> _Written exercise_:
Would you set down every entry shown below, precisely as written?

┏━━

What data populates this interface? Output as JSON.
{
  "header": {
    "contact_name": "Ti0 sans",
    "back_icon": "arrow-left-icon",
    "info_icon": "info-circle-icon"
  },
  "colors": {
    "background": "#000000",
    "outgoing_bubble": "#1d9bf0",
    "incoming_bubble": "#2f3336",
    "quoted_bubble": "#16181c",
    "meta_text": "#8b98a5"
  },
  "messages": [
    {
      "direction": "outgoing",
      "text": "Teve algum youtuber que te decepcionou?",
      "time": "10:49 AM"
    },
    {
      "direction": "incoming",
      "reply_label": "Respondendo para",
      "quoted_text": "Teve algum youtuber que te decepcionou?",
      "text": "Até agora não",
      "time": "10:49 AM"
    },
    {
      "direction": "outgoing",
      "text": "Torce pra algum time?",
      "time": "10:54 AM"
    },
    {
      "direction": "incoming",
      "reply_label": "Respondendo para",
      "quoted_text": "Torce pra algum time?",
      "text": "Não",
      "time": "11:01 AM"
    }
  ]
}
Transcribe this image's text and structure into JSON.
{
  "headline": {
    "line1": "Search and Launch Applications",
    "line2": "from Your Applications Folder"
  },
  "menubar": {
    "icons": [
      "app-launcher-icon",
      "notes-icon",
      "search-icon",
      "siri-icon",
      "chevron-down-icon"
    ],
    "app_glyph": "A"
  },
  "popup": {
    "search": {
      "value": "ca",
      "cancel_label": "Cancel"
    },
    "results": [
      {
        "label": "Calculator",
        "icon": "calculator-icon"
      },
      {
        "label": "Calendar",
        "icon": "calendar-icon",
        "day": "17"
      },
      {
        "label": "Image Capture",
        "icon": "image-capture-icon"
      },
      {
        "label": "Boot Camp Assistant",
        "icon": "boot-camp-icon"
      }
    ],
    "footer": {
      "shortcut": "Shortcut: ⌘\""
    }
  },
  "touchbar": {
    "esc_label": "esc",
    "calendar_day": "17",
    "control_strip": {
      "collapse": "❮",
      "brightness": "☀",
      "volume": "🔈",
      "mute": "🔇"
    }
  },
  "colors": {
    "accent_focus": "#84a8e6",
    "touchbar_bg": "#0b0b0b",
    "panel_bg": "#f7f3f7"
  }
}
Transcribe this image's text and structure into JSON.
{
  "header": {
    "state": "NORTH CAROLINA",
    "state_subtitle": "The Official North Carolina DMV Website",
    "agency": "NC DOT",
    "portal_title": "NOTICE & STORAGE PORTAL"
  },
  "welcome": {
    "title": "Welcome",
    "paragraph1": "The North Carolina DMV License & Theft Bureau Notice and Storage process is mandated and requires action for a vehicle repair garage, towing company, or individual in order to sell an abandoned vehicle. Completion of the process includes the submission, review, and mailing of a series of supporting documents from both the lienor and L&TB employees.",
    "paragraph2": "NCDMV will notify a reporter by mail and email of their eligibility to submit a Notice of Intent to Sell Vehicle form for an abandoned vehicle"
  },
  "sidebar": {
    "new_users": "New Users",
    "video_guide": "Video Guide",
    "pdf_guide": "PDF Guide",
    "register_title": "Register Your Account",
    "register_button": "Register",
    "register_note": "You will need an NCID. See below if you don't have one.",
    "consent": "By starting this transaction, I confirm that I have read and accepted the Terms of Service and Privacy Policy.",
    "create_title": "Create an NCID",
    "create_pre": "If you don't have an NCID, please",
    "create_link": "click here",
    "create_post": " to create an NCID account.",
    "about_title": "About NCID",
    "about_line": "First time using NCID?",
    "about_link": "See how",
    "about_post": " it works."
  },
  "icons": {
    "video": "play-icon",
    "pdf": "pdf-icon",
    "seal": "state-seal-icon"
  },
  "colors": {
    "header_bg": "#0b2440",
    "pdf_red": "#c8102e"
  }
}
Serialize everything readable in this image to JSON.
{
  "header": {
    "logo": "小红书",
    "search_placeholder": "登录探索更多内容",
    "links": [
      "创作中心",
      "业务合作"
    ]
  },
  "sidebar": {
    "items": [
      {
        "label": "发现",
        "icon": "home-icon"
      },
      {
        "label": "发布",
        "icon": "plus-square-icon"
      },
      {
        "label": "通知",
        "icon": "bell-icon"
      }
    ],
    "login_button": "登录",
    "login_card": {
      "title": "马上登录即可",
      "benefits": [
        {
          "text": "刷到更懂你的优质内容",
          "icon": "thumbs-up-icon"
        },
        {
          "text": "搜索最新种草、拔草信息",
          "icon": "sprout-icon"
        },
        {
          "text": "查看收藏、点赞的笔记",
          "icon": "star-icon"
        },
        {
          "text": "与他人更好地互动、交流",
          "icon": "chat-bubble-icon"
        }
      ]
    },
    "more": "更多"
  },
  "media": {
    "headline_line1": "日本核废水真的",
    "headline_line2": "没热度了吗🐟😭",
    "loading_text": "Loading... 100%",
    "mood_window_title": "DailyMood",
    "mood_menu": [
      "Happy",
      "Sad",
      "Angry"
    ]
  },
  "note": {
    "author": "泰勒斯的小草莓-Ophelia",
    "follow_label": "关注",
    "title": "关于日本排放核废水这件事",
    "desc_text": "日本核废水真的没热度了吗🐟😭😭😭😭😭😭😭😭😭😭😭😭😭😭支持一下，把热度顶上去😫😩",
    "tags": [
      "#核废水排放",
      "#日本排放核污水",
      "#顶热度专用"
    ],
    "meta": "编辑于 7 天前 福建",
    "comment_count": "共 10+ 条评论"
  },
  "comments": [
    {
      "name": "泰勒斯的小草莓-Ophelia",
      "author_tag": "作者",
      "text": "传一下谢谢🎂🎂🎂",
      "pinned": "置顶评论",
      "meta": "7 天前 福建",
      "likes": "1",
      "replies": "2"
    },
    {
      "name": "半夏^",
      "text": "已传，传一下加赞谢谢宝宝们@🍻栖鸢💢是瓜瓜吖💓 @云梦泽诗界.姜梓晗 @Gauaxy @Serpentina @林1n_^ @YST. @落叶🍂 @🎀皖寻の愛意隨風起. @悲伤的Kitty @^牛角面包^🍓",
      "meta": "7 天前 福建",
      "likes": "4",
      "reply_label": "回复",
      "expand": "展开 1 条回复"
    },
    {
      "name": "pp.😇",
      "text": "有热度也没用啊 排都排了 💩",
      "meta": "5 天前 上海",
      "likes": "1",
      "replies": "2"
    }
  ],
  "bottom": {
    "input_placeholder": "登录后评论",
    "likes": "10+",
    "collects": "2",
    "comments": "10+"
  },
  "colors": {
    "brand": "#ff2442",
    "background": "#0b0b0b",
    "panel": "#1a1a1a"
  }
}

┗━━

> _Written answer_:
What data populates this interface? Output as JSON.
{
  "header": {
    "contact_name": "Ti0 sans",
    "back_icon": "arrow-left-icon",
    "info_icon": "info-circle-icon"
  },
  "colors": {
    "background": "#000000",
    "outgoing_bubble": "#1d9bf0",
    "incoming_bubble": "#2f3336",
    "quoted_bubble": "#16181c",
    "meta_text": "#8b98a5"
  },
  "messages": [
    {
      "direction": "outgoing",
      "text": "Teve algum youtuber que te decepcionou?",
      "time": "10:49 AM"
    },
    {
      "direction": "incoming",
      "reply_label": "Respondendo para",
      "quoted_text": "Teve algum youtuber que te decepcionou?",
      "text": "Até agora não",
      "time": "10:49 AM"
    },
    {
      "direction": "outgoing",
      "text": "Torce pra algum time?",
      "time": "10:54 AM"
    },
    {
      "direction": "incoming",
      "reply_label": "Respondendo para",
      "quoted_text": "Torce pra algum time?",
      "text": "Não",
      "time": "11:01 AM"
    }
  ]
}
Transcribe this image's text and structure into JSON.
{
  "headline": {
    "line1": "Search and Launch Applications",
    "line2": "from Your Applications Folder"
  },
  "menubar": {
    "icons": [
      "app-launcher-icon",
      "notes-icon",
      "search-icon",
      "siri-icon",
      "chevron-down-icon"
    ],
    "app_glyph": "A"
  },
  "popup": {
    "search": {
      "value": "ca",
      "cancel_label": "Cancel"
    },
    "results": [
      {
        "label": "Calculator",
        "icon": "calculator-icon"
      },
      {
        "label": "Calendar",
        "icon": "calendar-icon",
        "day": "17"
      },
      {
        "label": "Image Capture",
        "icon": "image-capture-icon"
      },
      {
        "label": "Boot Camp Assistant",
        "icon": "boot-camp-icon"
      }
    ],
    "footer": {
      "shortcut": "Shortcut: ⌘\""
    }
  },
  "touchbar": {
    "esc_label": "esc",
    "calendar_day": "17",
    "control_strip": {
      "collapse": "❮",
      "brightness": "☀",
      "volume": "🔈",
      "mute": "🔇"
    }
  },
  "colors": {
    "accent_focus": "#84a8e6",
    "touchbar_bg": "#0b0b0b",
    "panel_bg": "#f7f3f7"
  }
}
Transcribe this image's text and structure into JSON.
{
  "header": {
    "state": "NORTH CAROLINA",
    "state_subtitle": "The Official North Carolina DMV Website",
    "agency": "NC DOT",
    "portal_title": "NOTICE & STORAGE PORTAL"
  },
  "welcome": {
    "title": "Welcome",
    "paragraph1": "The North Carolina DMV License & Theft Bureau Notice and Storage process is mandated and requires action for a vehicle repair garage, towing company, or individual in order to sell an abandoned vehicle. Completion of the process includes the submission, review, and mailing of a series of supporting documents from both the lienor and L&TB employees.",
    "paragraph2": "NCDMV will notify a reporter by mail and email of their eligibility to submit a Notice of Intent to Sell Vehicle form for an abandoned vehicle"
  },
  "sidebar": {
    "new_users": "New Users",
    "video_guide": "Video Guide",
    "pdf_guide": "PDF Guide",
    "register_title": "Register Your Account",
    "register_button": "Register",
    "register_note": "You will need an NCID. See below if you don't have one.",
    "consent": "By starting this transaction, I confirm that I have read and accepted the Terms of Service and Privacy Policy.",
    "create_title": "Create an NCID",
    "create_pre": "If you don't have an NCID, please",
    "create_link": "click here",
    "create_post": " to create an NCID account.",
    "about_title": "About NCID",
    "about_line": "First time using NCID?",
    "about_link": "See how",
    "about_post": " it works."
  },
  "icons": {
    "video": "play-icon",
    "pdf": "pdf-icon",
    "seal": "state-seal-icon"
  },
  "colors": {
    "header_bg": "#0b2440",
    "pdf_red": "#c8102e"
  }
}
Serialize everything readable in this image to JSON.
{
  "header": {
    "logo": "小红书",
    "search_placeholder": "登录探索更多内容",
    "links": [
      "创作中心",
      "业务合作"
    ]
  },
  "sidebar": {
    "items": [
      {
        "label": "发现",
        "icon": "home-icon"
      },
      {
        "label": "发布",
        "icon": "plus-square-icon"
      },
      {
        "label": "通知",
        "icon": "bell-icon"
      }
    ],
    "login_button": "登录",
    "login_card": {
      "title": "马上登录即可",
      "benefits": [
        {
          "text": "刷到更懂你的优质内容",
          "icon": "thumbs-up-icon"
        },
        {
          "text": "搜索最新种草、拔草信息",
          "icon": "sprout-icon"
        },
        {
          "text": "查看收藏、点赞的笔记",
          "icon": "star-icon"
        },
        {
          "text": "与他人更好地互动、交流",
          "icon": "chat-bubble-icon"
        }
      ]
    },
    "more": "更多"
  },
  "media": {
    "headline_line1": "日本核废水真的",
    "headline_line2": "没热度了吗🐟😭",
    "loading_text": "Loading... 100%",
    "mood_window_title": "DailyMood",
    "mood_menu": [
      "Happy",
      "Sad",
      "Angry"
    ]
  },
  "note": {
    "author": "泰勒斯的小草莓-Ophelia",
    "follow_label": "关注",
    "title": "关于日本排放核废水这件事",
    "desc_text": "日本核废水真的没热度了吗🐟😭😭😭😭😭😭😭😭😭😭😭😭😭😭支持一下，把热度顶上去😫😩",
    "tags": [
      "#核废水排放",
      "#日本排放核污水",
      "#顶热度专用"
    ],
    "meta": "编辑于 7 天前 福建",
    "comment_count": "共 10+ 条评论"
  },
  "comments": [
    {
      "name": "泰勒斯的小草莓-Ophelia",
      "author_tag": "作者",
      "text": "传一下谢谢🎂🎂🎂",
      "pinned": "置顶评论",
      "meta": "7 天前 福建",
      "likes": "1",
      "replies": "2"
    },
    {
      "name": "半夏^",
      "text": "已传，传一下加赞谢谢宝宝们@🍻栖鸢💢是瓜瓜吖💓 @云梦泽诗界.姜梓晗 @Gauaxy @Serpentina @林1n_^ @YST. @落叶🍂 @🎀皖寻の愛意隨風起. @悲伤的Kitty @^牛角面包^🍓",
      "meta": "7 天前 福建",
      "likes": "4",
      "reply_label": "回复",
      "expand": "展开 1 条回复"
    },
    {
      "name": "pp.😇",
      "text": "有热度也没用啊 排都排了 💩",
      "meta": "5 天前 上海",
      "likes": "1",
      "replies": "2"
    }
  ],
  "bottom": {
    "input_placeholder": "登录后评论",
    "likes": "10+",
    "collects": "2",
    "comments": "10+"
  },
  "colors": {
    "brand": "#ff2442",
    "background": "#0b0b0b",
    "panel": "#1a1a1a"
  }
}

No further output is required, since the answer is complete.